■ Work to do:
Extract each line of the data and write it out again exactly.

- - -

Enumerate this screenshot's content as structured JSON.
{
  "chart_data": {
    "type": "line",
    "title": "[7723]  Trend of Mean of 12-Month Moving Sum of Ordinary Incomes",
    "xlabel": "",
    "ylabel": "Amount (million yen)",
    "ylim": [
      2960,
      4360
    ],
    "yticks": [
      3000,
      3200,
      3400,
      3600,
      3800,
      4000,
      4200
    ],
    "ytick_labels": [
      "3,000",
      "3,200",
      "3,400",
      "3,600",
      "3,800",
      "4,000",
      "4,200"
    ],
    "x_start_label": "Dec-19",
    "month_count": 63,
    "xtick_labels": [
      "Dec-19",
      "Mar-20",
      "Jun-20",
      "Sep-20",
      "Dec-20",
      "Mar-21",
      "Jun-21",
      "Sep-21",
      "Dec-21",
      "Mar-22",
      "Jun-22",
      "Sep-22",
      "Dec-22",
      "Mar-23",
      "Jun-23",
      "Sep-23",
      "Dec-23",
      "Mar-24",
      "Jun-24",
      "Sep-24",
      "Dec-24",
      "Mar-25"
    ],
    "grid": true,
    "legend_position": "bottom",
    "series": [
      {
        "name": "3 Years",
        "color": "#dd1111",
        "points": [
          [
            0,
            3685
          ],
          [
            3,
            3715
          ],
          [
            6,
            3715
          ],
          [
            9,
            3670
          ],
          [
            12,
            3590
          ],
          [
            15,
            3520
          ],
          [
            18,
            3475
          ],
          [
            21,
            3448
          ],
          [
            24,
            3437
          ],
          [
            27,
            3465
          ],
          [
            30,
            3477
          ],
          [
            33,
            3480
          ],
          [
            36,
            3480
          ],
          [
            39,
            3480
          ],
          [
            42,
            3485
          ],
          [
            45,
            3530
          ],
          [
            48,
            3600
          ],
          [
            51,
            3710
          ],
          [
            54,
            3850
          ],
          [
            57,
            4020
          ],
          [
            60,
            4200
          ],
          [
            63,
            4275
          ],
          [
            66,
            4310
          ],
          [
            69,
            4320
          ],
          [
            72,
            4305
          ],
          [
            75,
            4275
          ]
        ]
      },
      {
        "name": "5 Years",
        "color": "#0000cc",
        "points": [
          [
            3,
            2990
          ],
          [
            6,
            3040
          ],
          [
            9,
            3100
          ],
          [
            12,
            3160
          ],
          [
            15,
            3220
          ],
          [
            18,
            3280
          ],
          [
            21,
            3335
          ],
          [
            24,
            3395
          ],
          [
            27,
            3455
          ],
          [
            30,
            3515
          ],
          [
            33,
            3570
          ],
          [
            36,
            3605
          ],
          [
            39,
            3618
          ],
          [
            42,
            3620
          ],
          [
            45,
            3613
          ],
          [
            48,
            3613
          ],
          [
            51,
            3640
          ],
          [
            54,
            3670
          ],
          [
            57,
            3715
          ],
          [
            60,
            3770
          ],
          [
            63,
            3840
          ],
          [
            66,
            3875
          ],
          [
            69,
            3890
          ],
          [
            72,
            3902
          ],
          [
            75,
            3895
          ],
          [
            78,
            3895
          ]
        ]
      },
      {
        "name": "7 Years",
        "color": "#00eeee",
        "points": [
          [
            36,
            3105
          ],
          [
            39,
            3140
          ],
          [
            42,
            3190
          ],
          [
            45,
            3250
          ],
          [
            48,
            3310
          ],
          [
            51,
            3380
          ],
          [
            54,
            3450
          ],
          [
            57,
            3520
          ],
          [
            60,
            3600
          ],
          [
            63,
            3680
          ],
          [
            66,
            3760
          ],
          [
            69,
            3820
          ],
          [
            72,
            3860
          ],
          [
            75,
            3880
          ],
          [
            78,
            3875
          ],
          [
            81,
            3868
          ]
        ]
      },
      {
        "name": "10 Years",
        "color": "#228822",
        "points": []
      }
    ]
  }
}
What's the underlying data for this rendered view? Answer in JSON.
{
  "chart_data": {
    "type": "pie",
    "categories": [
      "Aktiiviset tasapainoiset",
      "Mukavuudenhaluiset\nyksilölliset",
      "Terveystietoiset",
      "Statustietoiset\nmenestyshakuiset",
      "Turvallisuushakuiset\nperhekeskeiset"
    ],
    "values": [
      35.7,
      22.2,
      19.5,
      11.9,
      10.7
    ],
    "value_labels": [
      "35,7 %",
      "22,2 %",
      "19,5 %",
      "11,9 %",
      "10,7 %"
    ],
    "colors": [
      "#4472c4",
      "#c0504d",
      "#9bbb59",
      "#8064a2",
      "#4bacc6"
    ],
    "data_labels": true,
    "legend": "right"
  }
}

- - -

■ Complete output:
Enumerate this screenshot's content as structured JSON.
{
  "chart_data": {
    "type": "line",
    "title": "[7723]  Trend of Mean of 12-Month Moving Sum of Ordinary Incomes",
    "xlabel": "",
    "ylabel": "Amount (million yen)",
    "ylim": [
      2960,
      4360
    ],
    "yticks": [
      3000,
      3200,
      3400,
      3600,
      3800,
      4000,
      4200
    ],
    "ytick_labels": [
      "3,000",
      "3,200",
      "3,400",
      "3,600",
      "3,800",
      "4,000",
      "4,200"
    ],
    "x_start_label": "Dec-19",
    "month_count": 63,
    "xtick_labels": [
      "Dec-19",
      "Mar-20",
      "Jun-20",
      "Sep-20",
      "Dec-20",
      "Mar-21",
      "Jun-21",
      "Sep-21",
      "Dec-21",
      "Mar-22",
      "Jun-22",
      "Sep-22",
      "Dec-22",
      "Mar-23",
      "Jun-23",
      "Sep-23",
      "Dec-23",
      "Mar-24",
      "Jun-24",
      "Sep-24",
      "Dec-24",
      "Mar-25"
    ],
    "grid": true,
    "legend_position": "bottom",
    "series": [
      {
        "name": "3 Years",
        "color": "#dd1111",
        "points": [
          [
            0,
            3685
          ],
          [
            3,
            3715
          ],
          [
            6,
            3715
          ],
          [
            9,
            3670
          ],
          [
            12,
            3590
          ],
          [
            15,
            3520
          ],
          [
            18,
            3475
          ],
          [
            21,
            3448
          ],
          [
            24,
            3437
          ],
          [
            27,
            3465
          ],
          [
            30,
            3477
          ],
          [
            33,
            3480
          ],
          [
            36,
            3480
          ],
          [
            39,
            3480
          ],
          [
            42,
            3485
          ],
          [
            45,
            3530
          ],
          [
            48,
            3600
          ],
          [
            51,
            3710
          ],
          [
            54,
            3850
          ],
          [
            57,
            4020
          ],
          [
            60,
            4200
          ],
          [
            63,
            4275
          ],
          [
            66,
            4310
          ],
          [
            69,
            4320
          ],
          [
            72,
            4305
          ],
          [
            75,
            4275
          ]
        ]
      },
      {
        "name": "5 Years",
        "color": "#0000cc",
        "points": [
          [
            3,
            2990
          ],
          [
            6,
            3040
          ],
          [
            9,
            3100
          ],
          [
            12,
            3160
          ],
          [
            15,
            3220
          ],
          [
            18,
            3280
          ],
          [
            21,
            3335
          ],
          [
            24,
            3395
          ],
          [
            27,
            3455
          ],
          [
            30,
            3515
          ],
          [
            33,
            3570
          ],
          [
            36,
            3605
          ],
          [
            39,
            3618
          ],
          [
            42,
            3620
          ],
          [
            45,
            3613
          ],
          [
            48,
            3613
          ],
          [
            51,
            3640
          ],
          [
            54,
            3670
          ],
          [
            57,
            3715
          ],
          [
            60,
            3770
          ],
          [
            63,
            3840
          ],
          [
            66,
            3875
          ],
          [
            69,
            3890
          ],
          [
            72,
            3902
          ],
          [
            75,
            3895
          ],
          [
            78,
            3895
          ]
        ]
      },
      {
        "name": "7 Years",
        "color": "#00eeee",
        "points": [
          [
            36,
            3105
          ],
          [
            39,
            3140
          ],
          [
            42,
            3190
          ],
          [
            45,
            3250
          ],
          [
            48,
            3310
          ],
          [
            51,
            3380
          ],
          [
            54,
            3450
          ],
          [
            57,
            3520
          ],
          [
            60,
            3600
          ],
          [
            63,
            3680
          ],
          [
            66,
            3760
          ],
          [
            69,
            3820
          ],
          [
            72,
            3860
          ],
          [
            75,
            3880
          ],
          [
            78,
            3875
          ],
          [
            81,
            3868
          ]
        ]
      },
      {
        "name": "10 Years",
        "color": "#228822",
        "points": []
      }
    ]
  }
}
What's the underlying data for this rendered view? Answer in JSON.
{
  "chart_data": {
    "type": "pie",
    "categories": [
      "Aktiiviset tasapainoiset",
      "Mukavuudenhaluiset\nyksilölliset",
      "Terveystietoiset",
      "Statustietoiset\nmenestyshakuiset",
      "Turvallisuushakuiset\nperhekeskeiset"
    ],
    "values": [
      35.7,
      22.2,
      19.5,
      11.9,
      10.7
    ],
    "value_labels": [
      "35,7 %",
      "22,2 %",
      "19,5 %",
      "11,9 %",
      "10,7 %"
    ],
    "colors": [
      "#4472c4",
      "#c0504d",
      "#9bbb59",
      "#8064a2",
      "#4bacc6"
    ],
    "data_labels": true,
    "legend": "right"
  }
}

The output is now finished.